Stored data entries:
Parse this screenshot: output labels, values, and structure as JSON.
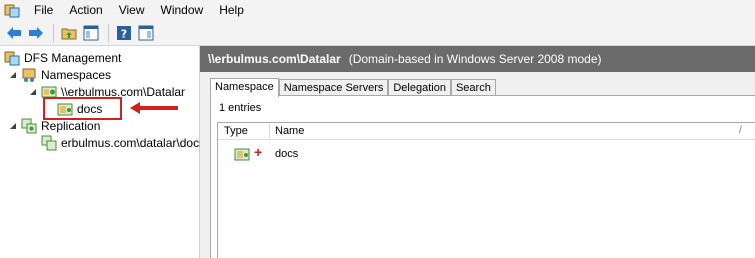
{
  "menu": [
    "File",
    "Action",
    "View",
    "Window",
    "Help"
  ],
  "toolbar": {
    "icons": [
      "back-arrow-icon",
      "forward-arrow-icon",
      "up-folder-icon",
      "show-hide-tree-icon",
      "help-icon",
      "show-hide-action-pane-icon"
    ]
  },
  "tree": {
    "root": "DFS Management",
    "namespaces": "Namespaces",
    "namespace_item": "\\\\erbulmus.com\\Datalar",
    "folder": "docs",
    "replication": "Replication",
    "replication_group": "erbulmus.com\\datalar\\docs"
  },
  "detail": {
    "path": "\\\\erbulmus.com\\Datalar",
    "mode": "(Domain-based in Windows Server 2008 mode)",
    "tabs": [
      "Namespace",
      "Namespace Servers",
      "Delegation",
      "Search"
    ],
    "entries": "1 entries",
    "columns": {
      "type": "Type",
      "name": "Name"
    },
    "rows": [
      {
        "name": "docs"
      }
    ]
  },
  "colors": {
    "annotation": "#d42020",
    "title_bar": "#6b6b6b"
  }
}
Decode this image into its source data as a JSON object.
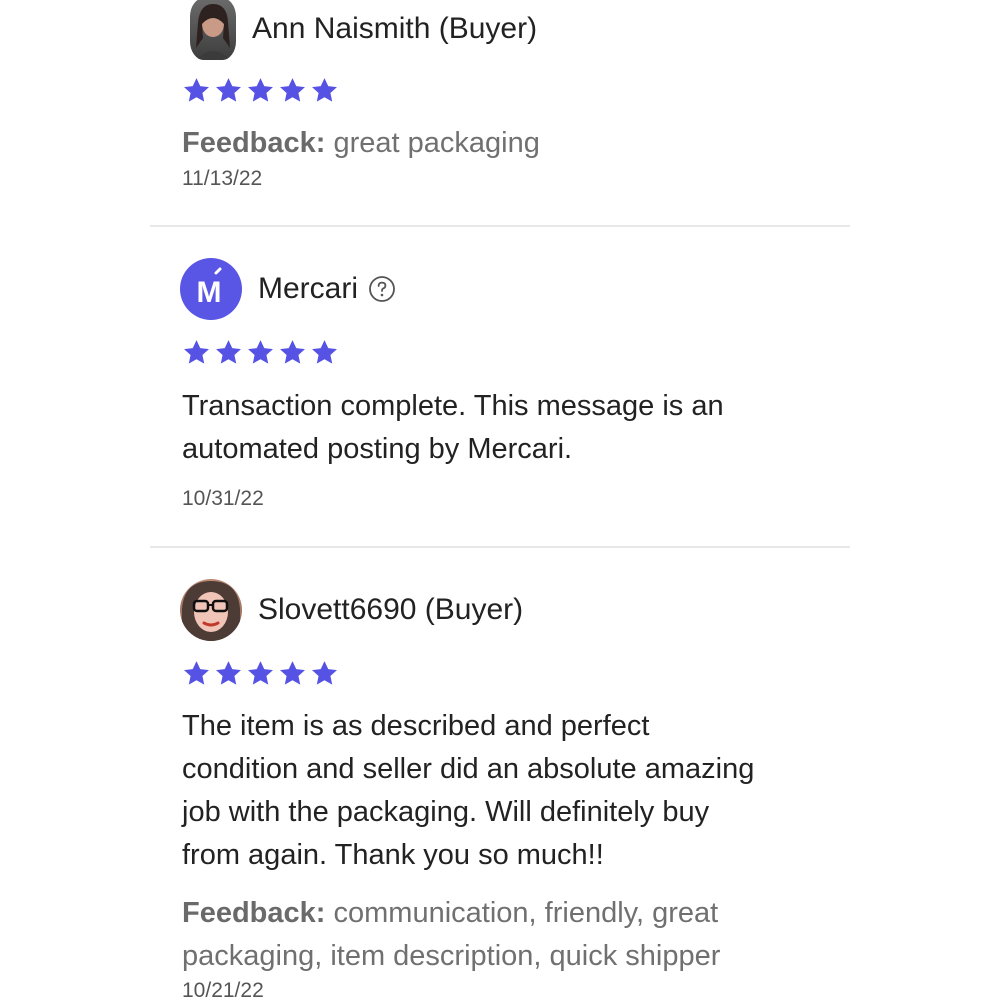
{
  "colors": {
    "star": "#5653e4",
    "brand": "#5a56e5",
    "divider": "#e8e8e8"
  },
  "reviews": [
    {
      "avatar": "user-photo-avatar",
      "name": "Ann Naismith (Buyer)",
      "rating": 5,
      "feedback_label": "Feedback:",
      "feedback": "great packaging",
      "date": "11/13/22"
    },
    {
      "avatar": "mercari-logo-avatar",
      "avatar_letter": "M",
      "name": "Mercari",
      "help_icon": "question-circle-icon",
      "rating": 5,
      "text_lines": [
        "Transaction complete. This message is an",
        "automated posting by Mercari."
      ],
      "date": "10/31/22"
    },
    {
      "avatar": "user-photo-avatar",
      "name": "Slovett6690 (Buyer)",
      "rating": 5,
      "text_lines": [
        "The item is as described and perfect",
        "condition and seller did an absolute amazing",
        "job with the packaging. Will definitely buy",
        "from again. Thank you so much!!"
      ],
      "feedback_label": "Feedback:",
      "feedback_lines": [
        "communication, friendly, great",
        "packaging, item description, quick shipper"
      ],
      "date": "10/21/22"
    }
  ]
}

--

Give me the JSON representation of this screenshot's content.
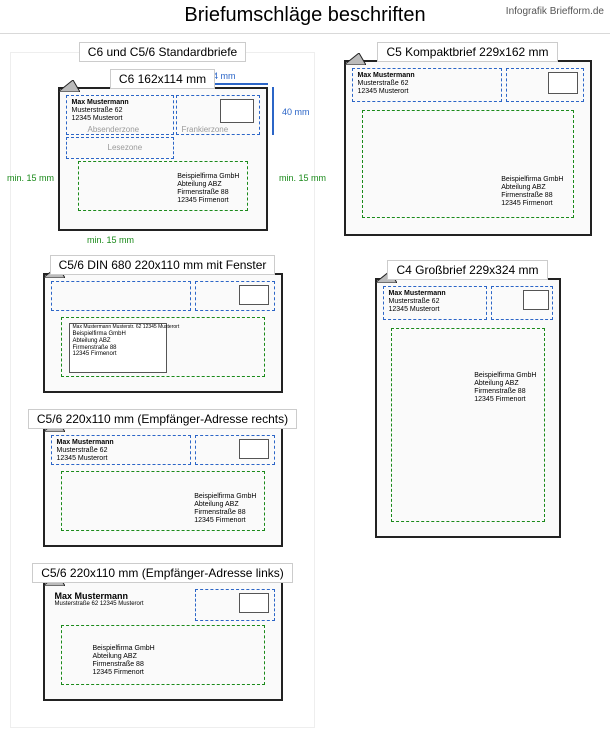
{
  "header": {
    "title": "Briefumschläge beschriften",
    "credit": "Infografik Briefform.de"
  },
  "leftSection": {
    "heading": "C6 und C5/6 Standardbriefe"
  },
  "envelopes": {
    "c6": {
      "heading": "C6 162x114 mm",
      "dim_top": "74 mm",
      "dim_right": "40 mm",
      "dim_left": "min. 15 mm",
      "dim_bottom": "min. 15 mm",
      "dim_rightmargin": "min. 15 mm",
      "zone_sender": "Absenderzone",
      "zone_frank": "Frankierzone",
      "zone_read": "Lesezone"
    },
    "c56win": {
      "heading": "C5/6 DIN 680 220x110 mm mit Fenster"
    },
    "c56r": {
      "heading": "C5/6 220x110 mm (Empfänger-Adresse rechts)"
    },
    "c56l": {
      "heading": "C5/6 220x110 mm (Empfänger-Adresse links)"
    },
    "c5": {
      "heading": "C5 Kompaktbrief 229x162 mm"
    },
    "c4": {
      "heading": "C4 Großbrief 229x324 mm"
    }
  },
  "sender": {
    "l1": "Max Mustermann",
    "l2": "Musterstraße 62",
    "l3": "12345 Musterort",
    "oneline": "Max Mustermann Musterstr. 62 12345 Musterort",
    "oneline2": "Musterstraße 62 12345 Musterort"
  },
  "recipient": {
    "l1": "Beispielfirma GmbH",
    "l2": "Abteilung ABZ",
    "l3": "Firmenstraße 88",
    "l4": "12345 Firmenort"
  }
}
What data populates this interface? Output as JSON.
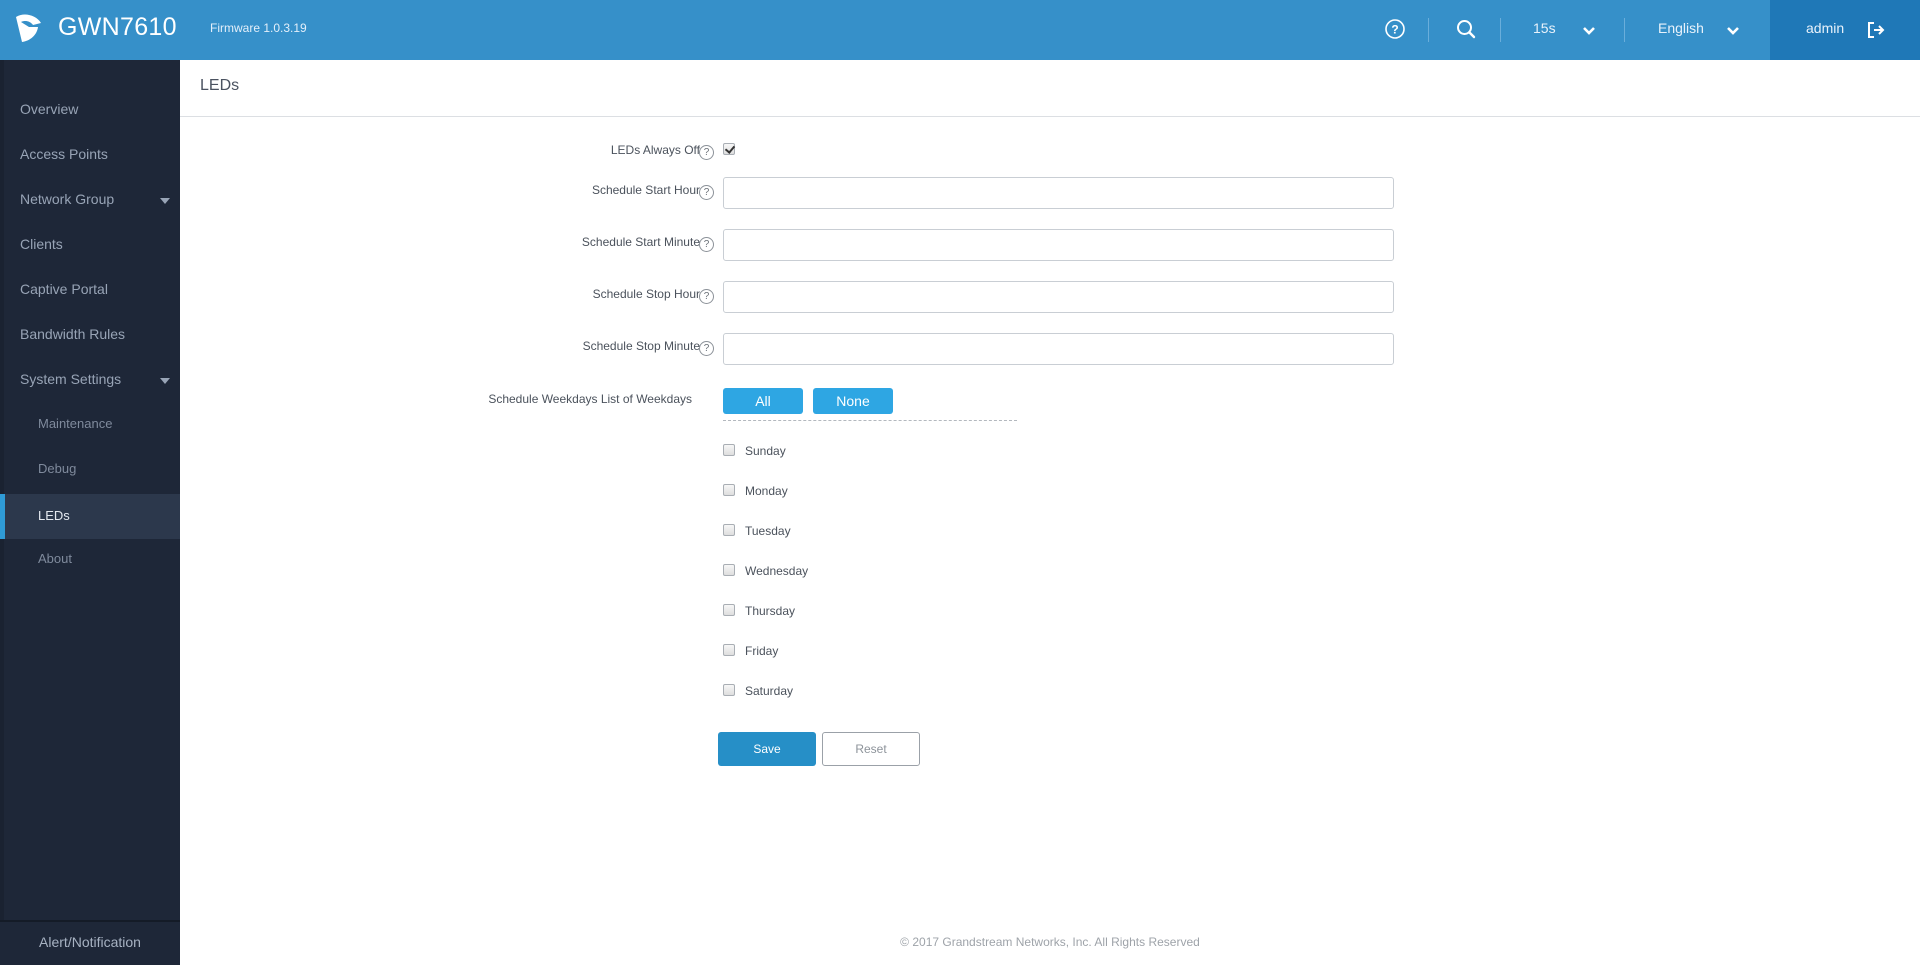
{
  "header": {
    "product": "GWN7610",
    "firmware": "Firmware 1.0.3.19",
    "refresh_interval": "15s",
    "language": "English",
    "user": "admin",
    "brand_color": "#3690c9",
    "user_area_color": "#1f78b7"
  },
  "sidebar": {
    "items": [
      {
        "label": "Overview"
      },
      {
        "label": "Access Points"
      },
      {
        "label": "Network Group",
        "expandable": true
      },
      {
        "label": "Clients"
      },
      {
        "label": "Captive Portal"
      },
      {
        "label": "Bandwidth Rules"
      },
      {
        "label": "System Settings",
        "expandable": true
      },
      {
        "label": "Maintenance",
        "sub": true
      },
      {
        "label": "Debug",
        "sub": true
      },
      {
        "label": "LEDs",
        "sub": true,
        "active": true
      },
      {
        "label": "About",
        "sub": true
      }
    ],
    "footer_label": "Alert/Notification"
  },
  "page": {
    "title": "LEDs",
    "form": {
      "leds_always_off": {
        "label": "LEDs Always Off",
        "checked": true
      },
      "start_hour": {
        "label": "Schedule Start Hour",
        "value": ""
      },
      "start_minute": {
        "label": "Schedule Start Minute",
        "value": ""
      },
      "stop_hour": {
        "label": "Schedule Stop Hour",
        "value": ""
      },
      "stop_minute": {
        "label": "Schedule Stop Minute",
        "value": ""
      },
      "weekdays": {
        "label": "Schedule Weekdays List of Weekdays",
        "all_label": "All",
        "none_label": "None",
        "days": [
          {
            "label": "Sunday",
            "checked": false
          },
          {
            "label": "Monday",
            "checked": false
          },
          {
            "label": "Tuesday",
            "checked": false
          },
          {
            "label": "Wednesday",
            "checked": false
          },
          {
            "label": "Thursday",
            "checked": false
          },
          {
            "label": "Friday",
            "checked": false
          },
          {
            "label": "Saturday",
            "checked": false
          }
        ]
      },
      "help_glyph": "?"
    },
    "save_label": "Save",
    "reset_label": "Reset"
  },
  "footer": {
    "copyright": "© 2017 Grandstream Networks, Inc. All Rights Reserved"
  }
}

* * *

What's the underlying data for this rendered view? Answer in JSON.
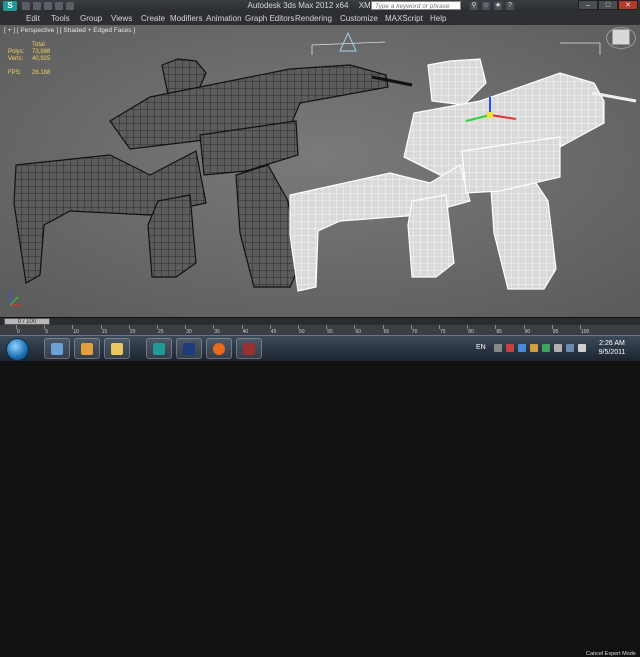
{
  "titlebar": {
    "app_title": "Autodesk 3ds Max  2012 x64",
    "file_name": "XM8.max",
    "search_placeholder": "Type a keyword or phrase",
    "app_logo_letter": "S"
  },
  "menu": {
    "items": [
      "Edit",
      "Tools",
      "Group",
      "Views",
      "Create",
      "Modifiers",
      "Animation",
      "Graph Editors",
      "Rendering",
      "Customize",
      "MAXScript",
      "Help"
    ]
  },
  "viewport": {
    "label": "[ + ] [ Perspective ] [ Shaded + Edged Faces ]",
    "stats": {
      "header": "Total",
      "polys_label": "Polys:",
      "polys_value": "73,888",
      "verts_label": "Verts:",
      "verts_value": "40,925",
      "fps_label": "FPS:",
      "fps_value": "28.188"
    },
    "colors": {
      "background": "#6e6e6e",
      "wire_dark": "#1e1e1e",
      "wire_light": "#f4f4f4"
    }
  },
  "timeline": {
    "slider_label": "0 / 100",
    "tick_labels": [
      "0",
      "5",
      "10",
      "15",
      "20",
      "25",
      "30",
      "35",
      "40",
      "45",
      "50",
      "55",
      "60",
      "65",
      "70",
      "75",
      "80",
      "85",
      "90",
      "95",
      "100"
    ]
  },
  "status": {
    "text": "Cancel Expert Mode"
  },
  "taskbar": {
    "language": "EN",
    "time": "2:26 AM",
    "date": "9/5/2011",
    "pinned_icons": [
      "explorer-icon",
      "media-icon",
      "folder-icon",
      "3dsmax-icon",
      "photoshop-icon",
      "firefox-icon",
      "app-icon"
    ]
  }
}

→ **Directions**:
Using the records given above, list every line that includes the word "What".

→ **In response**:
What data populates this interface? Output as JSON.
What's the underlying data for this rendered view? Answer in JSON.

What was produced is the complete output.